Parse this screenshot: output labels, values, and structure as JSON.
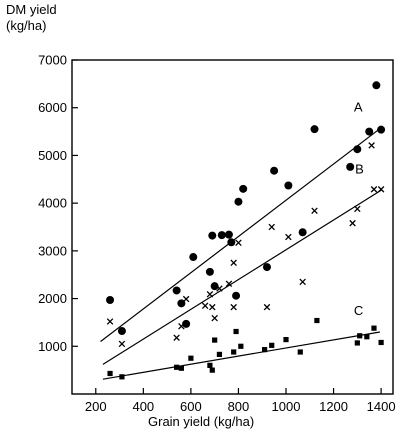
{
  "chart_data": {
    "type": "scatter",
    "ylabel_line1": "DM yield",
    "ylabel_line2": "(kg/ha)",
    "xlabel": "Grain yield (kg/ha)",
    "xlim": [
      100,
      1450
    ],
    "ylim": [
      0,
      7000
    ],
    "xticks": [
      200,
      400,
      600,
      800,
      1000,
      1200,
      1400
    ],
    "yticks": [
      1000,
      2000,
      3000,
      4000,
      5000,
      6000,
      7000
    ],
    "grid": false,
    "legend": "none",
    "series": [
      {
        "name": "A",
        "marker": "circle",
        "points": [
          [
            260,
            1970
          ],
          [
            310,
            1320
          ],
          [
            540,
            2170
          ],
          [
            560,
            1900
          ],
          [
            580,
            1470
          ],
          [
            610,
            2870
          ],
          [
            680,
            2560
          ],
          [
            690,
            3320
          ],
          [
            700,
            2260
          ],
          [
            730,
            3330
          ],
          [
            760,
            3340
          ],
          [
            770,
            3180
          ],
          [
            790,
            2060
          ],
          [
            800,
            4030
          ],
          [
            820,
            4300
          ],
          [
            920,
            2660
          ],
          [
            950,
            4680
          ],
          [
            1010,
            4370
          ],
          [
            1070,
            3390
          ],
          [
            1120,
            5550
          ],
          [
            1270,
            4760
          ],
          [
            1300,
            5130
          ],
          [
            1350,
            5500
          ],
          [
            1380,
            6470
          ],
          [
            1400,
            5540
          ]
        ],
        "fit": [
          [
            220,
            1100
          ],
          [
            1395,
            5560
          ]
        ]
      },
      {
        "name": "B",
        "marker": "x",
        "points": [
          [
            260,
            1520
          ],
          [
            310,
            1050
          ],
          [
            540,
            1180
          ],
          [
            560,
            1420
          ],
          [
            580,
            1990
          ],
          [
            660,
            1850
          ],
          [
            680,
            2090
          ],
          [
            690,
            1820
          ],
          [
            700,
            1590
          ],
          [
            720,
            2210
          ],
          [
            760,
            2310
          ],
          [
            780,
            2750
          ],
          [
            780,
            1820
          ],
          [
            800,
            3170
          ],
          [
            920,
            1820
          ],
          [
            940,
            3500
          ],
          [
            1010,
            3290
          ],
          [
            1070,
            2350
          ],
          [
            1120,
            3840
          ],
          [
            1280,
            3580
          ],
          [
            1300,
            3880
          ],
          [
            1360,
            5210
          ],
          [
            1370,
            4290
          ],
          [
            1400,
            4290
          ]
        ],
        "fit": [
          [
            230,
            620
          ],
          [
            1400,
            4270
          ]
        ]
      },
      {
        "name": "C",
        "marker": "square",
        "points": [
          [
            260,
            430
          ],
          [
            310,
            360
          ],
          [
            540,
            560
          ],
          [
            560,
            540
          ],
          [
            600,
            750
          ],
          [
            680,
            600
          ],
          [
            690,
            500
          ],
          [
            700,
            1130
          ],
          [
            720,
            830
          ],
          [
            780,
            880
          ],
          [
            790,
            1310
          ],
          [
            810,
            1000
          ],
          [
            910,
            930
          ],
          [
            940,
            1020
          ],
          [
            1000,
            1140
          ],
          [
            1060,
            880
          ],
          [
            1130,
            1540
          ],
          [
            1300,
            1070
          ],
          [
            1310,
            1220
          ],
          [
            1340,
            1200
          ],
          [
            1370,
            1380
          ],
          [
            1400,
            1080
          ]
        ],
        "fit": [
          [
            230,
            310
          ],
          [
            1395,
            1300
          ]
        ]
      }
    ]
  }
}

= = =

• Directions
Using the listing above, locate the lines that hold "yield" and copy each one.

• Solution to the exercise
    "ylabel_line1": "DM yield",
    "xlabel": "Grain yield (kg/ha)",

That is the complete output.